Data entries for graphics

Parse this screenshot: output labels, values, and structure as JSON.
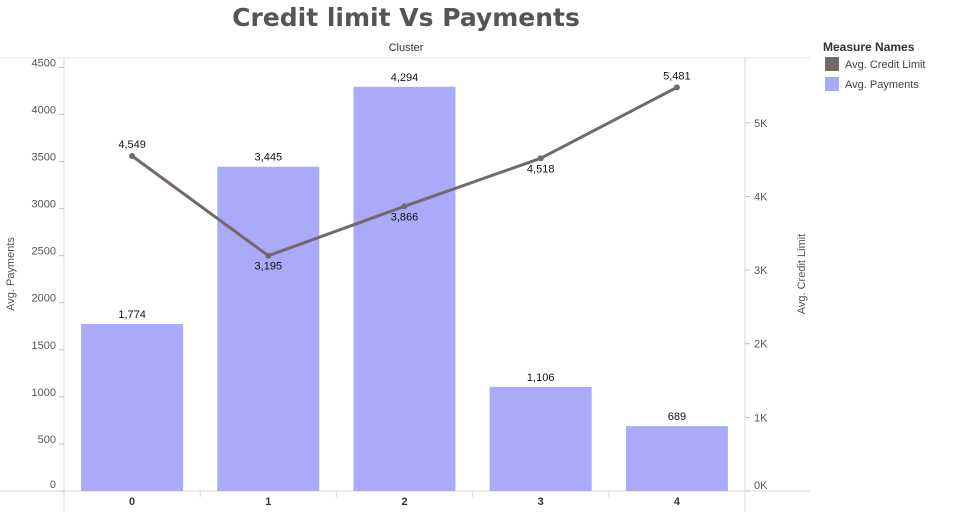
{
  "chart_data": {
    "type": "bar",
    "title": "Credit limit Vs  Payments",
    "subtitle": "Cluster",
    "categories": [
      "0",
      "1",
      "2",
      "3",
      "4"
    ],
    "series": [
      {
        "name": "Avg. Payments",
        "type": "bar",
        "axis": "left",
        "color": "#a9aaf9",
        "values": [
          1774,
          3445,
          4294,
          1106,
          689
        ],
        "labels": [
          "1,774",
          "3,445",
          "4,294",
          "1,106",
          "689"
        ]
      },
      {
        "name": "Avg. Credit Limit",
        "type": "line",
        "axis": "right",
        "color": "#736a68",
        "values": [
          4549,
          3195,
          3866,
          4518,
          5481
        ],
        "labels": [
          "4,549",
          "3,195",
          "3,866",
          "4,518",
          "5,481"
        ]
      }
    ],
    "ylabel": "Avg. Payments",
    "y2label": "Avg. Credit Limit",
    "ylim": [
      0,
      4600
    ],
    "y2lim": [
      0,
      5880
    ],
    "yticks": [
      0,
      500,
      1000,
      1500,
      2000,
      2500,
      3000,
      3500,
      4000,
      4500
    ],
    "yticklabels": [
      "0",
      "500",
      "1000",
      "1500",
      "2000",
      "2500",
      "3000",
      "3500",
      "4000",
      "4500"
    ],
    "y2ticks": [
      0,
      1000,
      2000,
      3000,
      4000,
      5000
    ],
    "y2ticklabels": [
      "0K",
      "1K",
      "2K",
      "3K",
      "4K",
      "5K"
    ],
    "grid": false,
    "legend": {
      "title": "Measure Names",
      "placement": "top-right",
      "items": [
        {
          "label": "Avg. Credit Limit",
          "color": "#736a68"
        },
        {
          "label": "Avg. Payments",
          "color": "#a9aaf9"
        }
      ]
    }
  }
}
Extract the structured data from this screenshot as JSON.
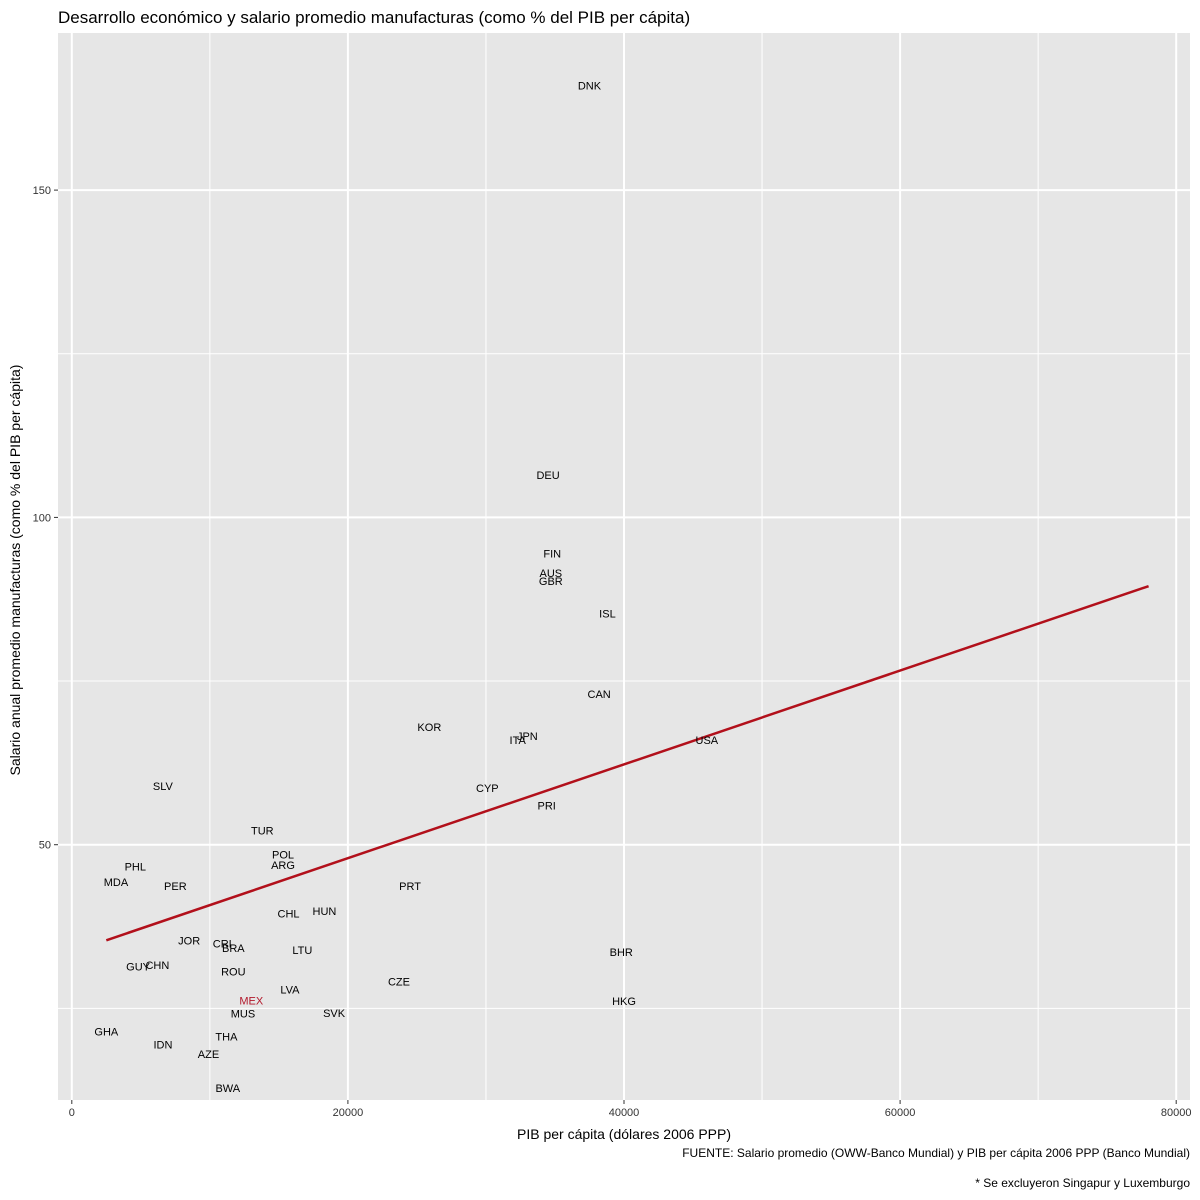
{
  "chart_data": {
    "type": "scatter",
    "title": "Desarrollo económico y salario promedio manufacturas (como % del PIB per cápita)",
    "xlabel": "PIB per cápita (dólares 2006 PPP)",
    "ylabel": "Salario anual promedio manufacturas (como % del PIB per cápita)",
    "xlim": [
      -1000,
      81000
    ],
    "ylim": [
      11,
      174
    ],
    "x_ticks": [
      0,
      20000,
      40000,
      60000,
      80000
    ],
    "x_tick_labels": [
      "0",
      "20000",
      "40000",
      "60000",
      "80000"
    ],
    "y_ticks": [
      50,
      100,
      150
    ],
    "y_tick_labels": [
      "50",
      "100",
      "150"
    ],
    "grid": true,
    "background_color": "#e6e6e6",
    "grid_color": "#ffffff",
    "label_color": "#000000",
    "highlight_color": "#b2182b",
    "trend_color": "#b2101b",
    "points": [
      {
        "label": "DNK",
        "x": 37500,
        "y": 166
      },
      {
        "label": "DEU",
        "x": 34500,
        "y": 106.5
      },
      {
        "label": "FIN",
        "x": 34800,
        "y": 94.5
      },
      {
        "label": "AUS",
        "x": 34700,
        "y": 91.5
      },
      {
        "label": "GBR",
        "x": 34700,
        "y": 90.3
      },
      {
        "label": "ISL",
        "x": 38800,
        "y": 85.3
      },
      {
        "label": "CAN",
        "x": 38200,
        "y": 73
      },
      {
        "label": "KOR",
        "x": 25900,
        "y": 68
      },
      {
        "label": "JPN",
        "x": 33000,
        "y": 66.6
      },
      {
        "label": "ITA",
        "x": 32300,
        "y": 66
      },
      {
        "label": "USA",
        "x": 46000,
        "y": 66
      },
      {
        "label": "SLV",
        "x": 6600,
        "y": 59
      },
      {
        "label": "CYP",
        "x": 30100,
        "y": 58.7
      },
      {
        "label": "PRI",
        "x": 34400,
        "y": 56
      },
      {
        "label": "TUR",
        "x": 13800,
        "y": 52.2
      },
      {
        "label": "POL",
        "x": 15300,
        "y": 48.5
      },
      {
        "label": "ARG",
        "x": 15300,
        "y": 46.9
      },
      {
        "label": "PHL",
        "x": 4600,
        "y": 46.7
      },
      {
        "label": "MDA",
        "x": 3200,
        "y": 44.3
      },
      {
        "label": "PER",
        "x": 7500,
        "y": 43.7
      },
      {
        "label": "PRT",
        "x": 24500,
        "y": 43.7
      },
      {
        "label": "HUN",
        "x": 18300,
        "y": 39.9
      },
      {
        "label": "CHL",
        "x": 15700,
        "y": 39.5
      },
      {
        "label": "JOR",
        "x": 8500,
        "y": 35.4
      },
      {
        "label": "CRI",
        "x": 10900,
        "y": 34.9
      },
      {
        "label": "BRA",
        "x": 11700,
        "y": 34.2
      },
      {
        "label": "LTU",
        "x": 16700,
        "y": 33.9
      },
      {
        "label": "BHR",
        "x": 39800,
        "y": 33.6
      },
      {
        "label": "CHN",
        "x": 6200,
        "y": 31.6
      },
      {
        "label": "GUY",
        "x": 4800,
        "y": 31.4
      },
      {
        "label": "ROU",
        "x": 11700,
        "y": 30.6
      },
      {
        "label": "CZE",
        "x": 23700,
        "y": 29.1
      },
      {
        "label": "LVA",
        "x": 15800,
        "y": 27.9
      },
      {
        "label": "MEX",
        "x": 13000,
        "y": 26.2,
        "highlight": true
      },
      {
        "label": "HKG",
        "x": 40000,
        "y": 26.1
      },
      {
        "label": "MUS",
        "x": 12400,
        "y": 24.2
      },
      {
        "label": "SVK",
        "x": 19000,
        "y": 24.3
      },
      {
        "label": "GHA",
        "x": 2500,
        "y": 21.5
      },
      {
        "label": "THA",
        "x": 11200,
        "y": 20.7
      },
      {
        "label": "IDN",
        "x": 6600,
        "y": 19.5
      },
      {
        "label": "AZE",
        "x": 9900,
        "y": 18
      },
      {
        "label": "BWA",
        "x": 11300,
        "y": 12.8
      }
    ],
    "trend_line": {
      "x": [
        2500,
        78000
      ],
      "y": [
        35.4,
        89.5
      ]
    },
    "captions": [
      "FUENTE: Salario promedio (OWW-Banco Mundial) y PIB per cápita 2006 PPP (Banco Mundial)",
      "* Se excluyeron Singapur y Luxemburgo"
    ]
  }
}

What the exercise asks: Exclude every picture and copy the remaining data exactly.

Answer to the problem:
Parse this screenshot: output labels, values, and structure as JSON.
{
  "chart_data": {
    "type": "bar",
    "title": "Credit limit Vs  Payments",
    "subtitle": "Cluster",
    "categories": [
      "0",
      "1",
      "2",
      "3",
      "4"
    ],
    "series": [
      {
        "name": "Avg. Payments",
        "type": "bar",
        "axis": "left",
        "color": "#a9aaf9",
        "values": [
          1774,
          3445,
          4294,
          1106,
          689
        ],
        "labels": [
          "1,774",
          "3,445",
          "4,294",
          "1,106",
          "689"
        ]
      },
      {
        "name": "Avg. Credit Limit",
        "type": "line",
        "axis": "right",
        "color": "#736a68",
        "values": [
          4549,
          3195,
          3866,
          4518,
          5481
        ],
        "labels": [
          "4,549",
          "3,195",
          "3,866",
          "4,518",
          "5,481"
        ]
      }
    ],
    "ylabel": "Avg. Payments",
    "y2label": "Avg. Credit Limit",
    "ylim": [
      0,
      4600
    ],
    "y2lim": [
      0,
      5880
    ],
    "yticks": [
      0,
      500,
      1000,
      1500,
      2000,
      2500,
      3000,
      3500,
      4000,
      4500
    ],
    "yticklabels": [
      "0",
      "500",
      "1000",
      "1500",
      "2000",
      "2500",
      "3000",
      "3500",
      "4000",
      "4500"
    ],
    "y2ticks": [
      0,
      1000,
      2000,
      3000,
      4000,
      5000
    ],
    "y2ticklabels": [
      "0K",
      "1K",
      "2K",
      "3K",
      "4K",
      "5K"
    ],
    "grid": false,
    "legend": {
      "title": "Measure Names",
      "placement": "top-right",
      "items": [
        {
          "label": "Avg. Credit Limit",
          "color": "#736a68"
        },
        {
          "label": "Avg. Payments",
          "color": "#a9aaf9"
        }
      ]
    }
  }
}
Extract the structured data from this screenshot as JSON.
{
  "chart_data": {
    "type": "scatter",
    "title": "Desarrollo económico y salario promedio manufacturas (como % del PIB per cápita)",
    "xlabel": "PIB per cápita (dólares 2006 PPP)",
    "ylabel": "Salario anual promedio manufacturas (como % del PIB per cápita)",
    "xlim": [
      -1000,
      81000
    ],
    "ylim": [
      11,
      174
    ],
    "x_ticks": [
      0,
      20000,
      40000,
      60000,
      80000
    ],
    "x_tick_labels": [
      "0",
      "20000",
      "40000",
      "60000",
      "80000"
    ],
    "y_ticks": [
      50,
      100,
      150
    ],
    "y_tick_labels": [
      "50",
      "100",
      "150"
    ],
    "grid": true,
    "background_color": "#e6e6e6",
    "grid_color": "#ffffff",
    "label_color": "#000000",
    "highlight_color": "#b2182b",
    "trend_color": "#b2101b",
    "points": [
      {
        "label": "DNK",
        "x": 37500,
        "y": 166
      },
      {
        "label": "DEU",
        "x": 34500,
        "y": 106.5
      },
      {
        "label": "FIN",
        "x": 34800,
        "y": 94.5
      },
      {
        "label": "AUS",
        "x": 34700,
        "y": 91.5
      },
      {
        "label": "GBR",
        "x": 34700,
        "y": 90.3
      },
      {
        "label": "ISL",
        "x": 38800,
        "y": 85.3
      },
      {
        "label": "CAN",
        "x": 38200,
        "y": 73
      },
      {
        "label": "KOR",
        "x": 25900,
        "y": 68
      },
      {
        "label": "JPN",
        "x": 33000,
        "y": 66.6
      },
      {
        "label": "ITA",
        "x": 32300,
        "y": 66
      },
      {
        "label": "USA",
        "x": 46000,
        "y": 66
      },
      {
        "label": "SLV",
        "x": 6600,
        "y": 59
      },
      {
        "label": "CYP",
        "x": 30100,
        "y": 58.7
      },
      {
        "label": "PRI",
        "x": 34400,
        "y": 56
      },
      {
        "label": "TUR",
        "x": 13800,
        "y": 52.2
      },
      {
        "label": "POL",
        "x": 15300,
        "y": 48.5
      },
      {
        "label": "ARG",
        "x": 15300,
        "y": 46.9
      },
      {
        "label": "PHL",
        "x": 4600,
        "y": 46.7
      },
      {
        "label": "MDA",
        "x": 3200,
        "y": 44.3
      },
      {
        "label": "PER",
        "x": 7500,
        "y": 43.7
      },
      {
        "label": "PRT",
        "x": 24500,
        "y": 43.7
      },
      {
        "label": "HUN",
        "x": 18300,
        "y": 39.9
      },
      {
        "label": "CHL",
        "x": 15700,
        "y": 39.5
      },
      {
        "label": "JOR",
        "x": 8500,
        "y": 35.4
      },
      {
        "label": "CRI",
        "x": 10900,
        "y": 34.9
      },
      {
        "label": "BRA",
        "x": 11700,
        "y": 34.2
      },
      {
        "label": "LTU",
        "x": 16700,
        "y": 33.9
      },
      {
        "label": "BHR",
        "x": 39800,
        "y": 33.6
      },
      {
        "label": "CHN",
        "x": 6200,
        "y": 31.6
      },
      {
        "label": "GUY",
        "x": 4800,
        "y": 31.4
      },
      {
        "label": "ROU",
        "x": 11700,
        "y": 30.6
      },
      {
        "label": "CZE",
        "x": 23700,
        "y": 29.1
      },
      {
        "label": "LVA",
        "x": 15800,
        "y": 27.9
      },
      {
        "label": "MEX",
        "x": 13000,
        "y": 26.2,
        "highlight": true
      },
      {
        "label": "HKG",
        "x": 40000,
        "y": 26.1
      },
      {
        "label": "MUS",
        "x": 12400,
        "y": 24.2
      },
      {
        "label": "SVK",
        "x": 19000,
        "y": 24.3
      },
      {
        "label": "GHA",
        "x": 2500,
        "y": 21.5
      },
      {
        "label": "THA",
        "x": 11200,
        "y": 20.7
      },
      {
        "label": "IDN",
        "x": 6600,
        "y": 19.5
      },
      {
        "label": "AZE",
        "x": 9900,
        "y": 18
      },
      {
        "label": "BWA",
        "x": 11300,
        "y": 12.8
      }
    ],
    "trend_line": {
      "x": [
        2500,
        78000
      ],
      "y": [
        35.4,
        89.5
      ]
    },
    "captions": [
      "FUENTE: Salario promedio (OWW-Banco Mundial) y PIB per cápita 2006 PPP (Banco Mundial)",
      "* Se excluyeron Singapur y Luxemburgo"
    ]
  }
}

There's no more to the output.